● YOUR TASK: Return all lines with the word "ACLARACIONES" in them.

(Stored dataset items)
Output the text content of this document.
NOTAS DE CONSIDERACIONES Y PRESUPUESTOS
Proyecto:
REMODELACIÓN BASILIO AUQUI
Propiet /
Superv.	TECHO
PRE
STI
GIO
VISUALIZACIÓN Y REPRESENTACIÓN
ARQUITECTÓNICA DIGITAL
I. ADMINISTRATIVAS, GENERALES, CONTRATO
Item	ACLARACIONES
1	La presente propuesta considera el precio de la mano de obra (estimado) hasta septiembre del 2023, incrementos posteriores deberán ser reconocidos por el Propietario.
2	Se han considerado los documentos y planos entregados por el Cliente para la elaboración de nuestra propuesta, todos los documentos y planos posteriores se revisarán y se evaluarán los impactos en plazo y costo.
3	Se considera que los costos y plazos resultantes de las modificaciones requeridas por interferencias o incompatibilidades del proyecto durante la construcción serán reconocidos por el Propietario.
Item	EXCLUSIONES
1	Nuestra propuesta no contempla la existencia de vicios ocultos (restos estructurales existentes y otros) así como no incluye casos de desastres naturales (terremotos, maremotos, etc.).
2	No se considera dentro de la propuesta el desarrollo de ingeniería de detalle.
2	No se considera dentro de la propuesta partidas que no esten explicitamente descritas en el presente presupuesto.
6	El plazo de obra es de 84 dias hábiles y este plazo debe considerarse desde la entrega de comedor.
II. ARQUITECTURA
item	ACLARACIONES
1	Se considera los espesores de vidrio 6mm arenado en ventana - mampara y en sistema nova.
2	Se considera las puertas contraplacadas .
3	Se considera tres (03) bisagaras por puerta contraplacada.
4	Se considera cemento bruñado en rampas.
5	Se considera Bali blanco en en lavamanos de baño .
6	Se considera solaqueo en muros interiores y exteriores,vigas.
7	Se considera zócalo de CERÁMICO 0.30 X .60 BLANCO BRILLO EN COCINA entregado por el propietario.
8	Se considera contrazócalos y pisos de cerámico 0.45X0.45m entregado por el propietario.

● WRITTEN RESPONSE:
Item	ACLARACIONES
item	ACLARACIONES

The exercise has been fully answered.